▸ Problem details: Copy out every line of the data below word for word, but leave the pictures out.

- - -

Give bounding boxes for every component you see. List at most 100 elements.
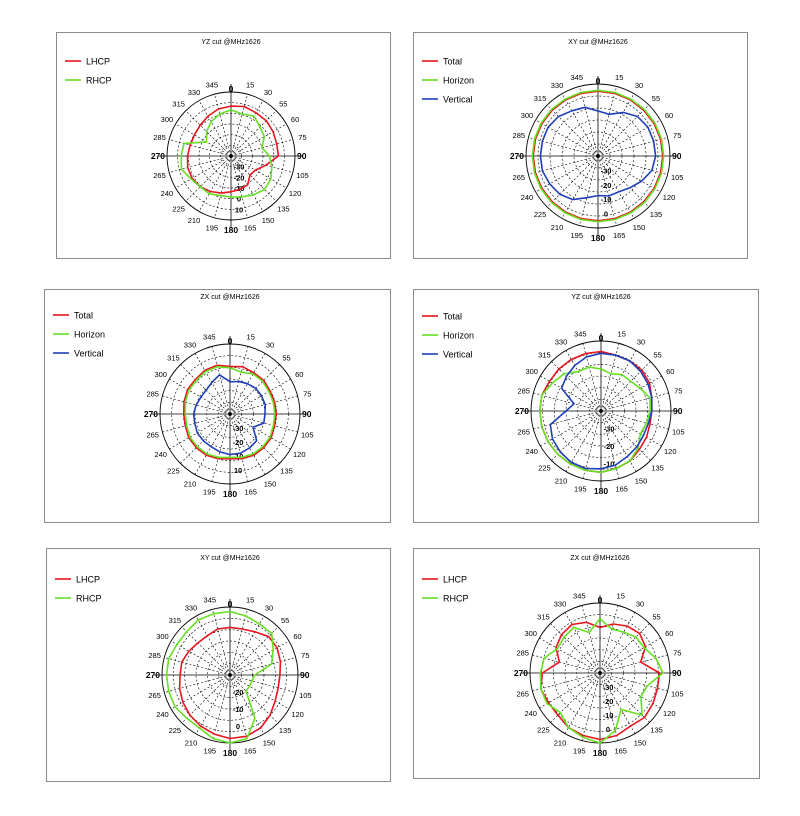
angle-tick-label: 300: [524, 629, 537, 638]
polar-grid: [152, 336, 308, 492]
angle-tick-label: 75: [298, 133, 306, 142]
grid-spoke: [535, 155, 599, 193]
grid-spoke: [599, 612, 636, 674]
angle-tick-label: 265: [146, 431, 159, 440]
angle-tick-label: 150: [633, 223, 646, 232]
angle-tick-label: 105: [672, 428, 685, 437]
grid-spoke: [561, 93, 599, 157]
angle-tick-label: 285: [153, 133, 166, 142]
angle-tick-label: 265: [516, 690, 529, 699]
angle-tick-label: 195: [204, 746, 217, 755]
radial-tick-label: -20: [601, 181, 612, 190]
angle-tick-label: 60: [293, 632, 301, 641]
angle-tick-label: 90: [672, 668, 682, 678]
legend-label: LHCP: [86, 57, 110, 67]
legend-label: Horizon: [443, 331, 474, 341]
angle-tick-label: 30: [635, 81, 643, 90]
angle-tick-label: 15: [618, 330, 626, 339]
angle-tick-label: 210: [188, 216, 201, 225]
chart-title: YZ cut @MHz1626: [201, 39, 260, 46]
grid-spoke: [230, 100, 264, 157]
angle-tick-label: 330: [555, 338, 568, 347]
chart-title: XY cut @MHz1626: [568, 39, 628, 46]
angle-tick-label: 195: [571, 231, 584, 240]
angle-tick-label: 90: [300, 670, 310, 680]
angle-tick-label: 165: [613, 231, 626, 240]
angle-tick-label: 165: [244, 746, 257, 755]
grid-spoke: [198, 155, 232, 212]
legend-label: Horizon: [74, 330, 105, 340]
grid-spoke: [597, 155, 635, 219]
angle-tick-label: 285: [513, 131, 526, 140]
angle-tick-label: 225: [169, 726, 182, 735]
radial-tick-label: 0: [236, 722, 240, 731]
angle-tick-label: 90: [297, 151, 307, 161]
angle-tick-label: 195: [574, 484, 587, 493]
angle-tick-label: 165: [614, 746, 627, 755]
series-line-horizon: [531, 89, 665, 223]
angle-tick-label: 15: [615, 73, 623, 82]
angle-tick-label: 0: [228, 599, 233, 609]
angle-tick-label: 30: [636, 600, 644, 609]
angle-tick-label: 330: [554, 600, 567, 609]
chart-panel-3: 0 15 30 55 60 75 90 105 120 135 150 165 180 195 210 225…: [44, 289, 391, 523]
angle-tick-label: 150: [634, 738, 647, 747]
series-line-total: [532, 90, 664, 222]
angle-tick-label: 15: [246, 596, 254, 605]
grid-spoke: [169, 413, 231, 450]
radial-tick-label: 10: [235, 205, 243, 214]
angle-tick-label: 105: [301, 431, 314, 440]
angle-tick-label: 75: [673, 131, 681, 140]
angle-tick-label: 180: [593, 748, 607, 758]
grid-spoke: [230, 155, 287, 189]
angle-tick-label: 345: [573, 592, 586, 601]
grid-spoke: [597, 93, 635, 157]
angle-tick-label: 120: [664, 447, 677, 456]
angle-tick-label: 0: [229, 84, 234, 94]
legend-label: Vertical: [74, 349, 104, 359]
angle-tick-label: 135: [650, 210, 663, 219]
angle-tick-label: 240: [154, 450, 167, 459]
angle-tick-label: 210: [554, 738, 567, 747]
grid-spoke: [229, 615, 265, 676]
angle-tick-label: 90: [672, 151, 682, 161]
angle-tick-label: 135: [277, 204, 290, 213]
angle-tick-label: 195: [206, 223, 219, 232]
grid-spoke: [230, 94, 248, 157]
angle-tick-label: 60: [666, 367, 674, 376]
angle-tick-label: 345: [574, 330, 587, 339]
angle-tick-label: 315: [167, 353, 180, 362]
series-line-horizon: [184, 365, 276, 459]
grid-spoke: [164, 657, 231, 676]
series-line-lhcp: [178, 626, 282, 740]
grid-spoke: [230, 155, 277, 202]
radial-tick-label: -30: [234, 163, 245, 172]
chart-panel-1: 0 15 30 55 60 75 90 105 120 135 150 165 180 195 210 225…: [56, 32, 391, 259]
angle-tick-label: 150: [263, 739, 276, 748]
angle-tick-label: 270: [151, 151, 165, 161]
angle-tick-label: 180: [223, 748, 237, 758]
angle-tick-label: 345: [206, 81, 219, 90]
angle-tick-label: 330: [551, 81, 564, 90]
angle-tick-label: 315: [169, 616, 182, 625]
angle-tick-label: 0: [228, 336, 233, 346]
grid-spoke: [230, 155, 248, 218]
grid-spoke: [561, 155, 599, 219]
angle-tick-label: 55: [652, 94, 660, 103]
series-line-vertical: [192, 374, 266, 456]
chart-panel-6: 0 15 30 55 60 75 90 105 120 135 150 165 180 195 210 225…: [413, 548, 760, 779]
angle-tick-label: 330: [184, 341, 197, 350]
angle-tick-label: 195: [203, 487, 216, 496]
angle-tick-label: 75: [303, 389, 311, 398]
grid-spoke: [169, 139, 232, 157]
series-line-horizon: [539, 366, 651, 474]
angle-tick-label: 165: [615, 484, 628, 493]
angle-tick-label: 60: [295, 370, 303, 379]
grid-spoke: [185, 155, 232, 202]
angle-tick-label: 30: [264, 88, 272, 97]
angle-tick-label: 30: [266, 341, 274, 350]
angle-tick-label: 75: [673, 648, 681, 657]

- - -

▸ Response to this exercise:
Give bounding boxes for every component you see. List at most 100 elements.
angle-tick-label: 300: [524, 629, 537, 638]
polar-grid: [152, 336, 308, 492]
angle-tick-label: 75: [298, 133, 306, 142]
grid-spoke: [535, 155, 599, 193]
grid-spoke: [599, 612, 636, 674]
angle-tick-label: 265: [146, 431, 159, 440]
angle-tick-label: 150: [633, 223, 646, 232]
angle-tick-label: 105: [672, 428, 685, 437]
grid-spoke: [561, 93, 599, 157]
angle-tick-label: 285: [153, 133, 166, 142]
angle-tick-label: 265: [516, 690, 529, 699]
angle-tick-label: 195: [204, 746, 217, 755]
radial-tick-label: -20: [601, 181, 612, 190]
angle-tick-label: 60: [293, 632, 301, 641]
angle-tick-label: 90: [672, 668, 682, 678]
legend-label: LHCP: [86, 57, 110, 67]
legend-label: Horizon: [443, 331, 474, 341]
angle-tick-label: 30: [635, 81, 643, 90]
angle-tick-label: 15: [618, 330, 626, 339]
angle-tick-label: 210: [188, 216, 201, 225]
chart-title: YZ cut @MHz1626: [201, 39, 260, 46]
grid-spoke: [230, 100, 264, 157]
angle-tick-label: 330: [555, 338, 568, 347]
chart-title: XY cut @MHz1626: [568, 39, 628, 46]
angle-tick-label: 195: [571, 231, 584, 240]
angle-tick-label: 90: [300, 670, 310, 680]
angle-tick-label: 165: [613, 231, 626, 240]
angle-tick-label: 165: [244, 746, 257, 755]
grid-spoke: [198, 155, 232, 212]
legend-label: Horizon: [74, 330, 105, 340]
grid-spoke: [597, 155, 635, 219]
angle-tick-label: 285: [513, 131, 526, 140]
angle-tick-label: 225: [169, 726, 182, 735]
radial-tick-label: 0: [236, 722, 240, 731]
angle-tick-label: 90: [297, 151, 307, 161]
angle-tick-label: 195: [574, 484, 587, 493]
angle-tick-label: 165: [614, 746, 627, 755]
series-line-horizon: [531, 89, 665, 223]
angle-tick-label: 15: [615, 73, 623, 82]
angle-tick-label: 0: [228, 599, 233, 609]
angle-tick-label: 30: [636, 600, 644, 609]
angle-tick-label: 330: [554, 600, 567, 609]
chart-panel-3: 0 15 30 55 60 75 90 105 120 135 150 165 180 195 210 225…: [44, 289, 391, 523]
angle-tick-label: 150: [634, 738, 647, 747]
series-line-total: [532, 90, 664, 222]
angle-tick-label: 15: [246, 596, 254, 605]
grid-spoke: [169, 413, 231, 450]
radial-tick-label: 10: [235, 205, 243, 214]
angle-tick-label: 105: [301, 431, 314, 440]
angle-tick-label: 75: [673, 131, 681, 140]
angle-tick-label: 180: [593, 748, 607, 758]
grid-spoke: [230, 155, 287, 189]
angle-tick-label: 345: [573, 592, 586, 601]
grid-spoke: [597, 93, 635, 157]
angle-tick-label: 120: [664, 447, 677, 456]
angle-tick-label: 0: [229, 84, 234, 94]
legend-label: Vertical: [74, 349, 104, 359]
angle-tick-label: 135: [650, 210, 663, 219]
angle-tick-label: 240: [154, 450, 167, 459]
angle-tick-label: 210: [554, 738, 567, 747]
grid-spoke: [229, 615, 265, 676]
angle-tick-label: 90: [672, 151, 682, 161]
angle-tick-label: 135: [277, 204, 290, 213]
angle-tick-label: 195: [206, 223, 219, 232]
grid-spoke: [230, 94, 248, 157]
angle-tick-label: 60: [666, 367, 674, 376]
angle-tick-label: 345: [574, 330, 587, 339]
angle-tick-label: 315: [167, 353, 180, 362]
series-line-horizon: [184, 365, 276, 459]
grid-spoke: [164, 657, 231, 676]
series-line-lhcp: [178, 626, 282, 740]
grid-spoke: [230, 155, 277, 202]
radial-tick-label: -30: [234, 163, 245, 172]
chart-panel-1: 0 15 30 55 60 75 90 105 120 135 150 165 180 195 210 225…: [56, 32, 391, 259]
angle-tick-label: 150: [263, 739, 276, 748]
angle-tick-label: 270: [151, 151, 165, 161]
angle-tick-label: 180: [223, 748, 237, 758]
angle-tick-label: 345: [206, 81, 219, 90]
angle-tick-label: 330: [551, 81, 564, 90]
angle-tick-label: 315: [169, 616, 182, 625]
angle-tick-label: 0: [228, 336, 233, 346]
grid-spoke: [230, 155, 248, 218]
grid-spoke: [561, 155, 599, 219]
angle-tick-label: 55: [652, 94, 660, 103]
series-line-vertical: [192, 374, 266, 456]
chart-panel-6: 0 15 30 55 60 75 90 105 120 135 150 165 180 195 210 225…: [413, 548, 760, 779]
angle-tick-label: 330: [184, 341, 197, 350]
angle-tick-label: 195: [203, 487, 216, 496]
angle-tick-label: 75: [303, 389, 311, 398]
grid-spoke: [169, 139, 232, 157]
series-line-horizon: [539, 366, 651, 474]
angle-tick-label: 165: [615, 484, 628, 493]
angle-tick-label: 60: [295, 370, 303, 379]
grid-spoke: [185, 155, 232, 202]
angle-tick-label: 30: [264, 88, 272, 97]
angle-tick-label: 30: [266, 341, 274, 350]
angle-tick-label: 75: [673, 648, 681, 657]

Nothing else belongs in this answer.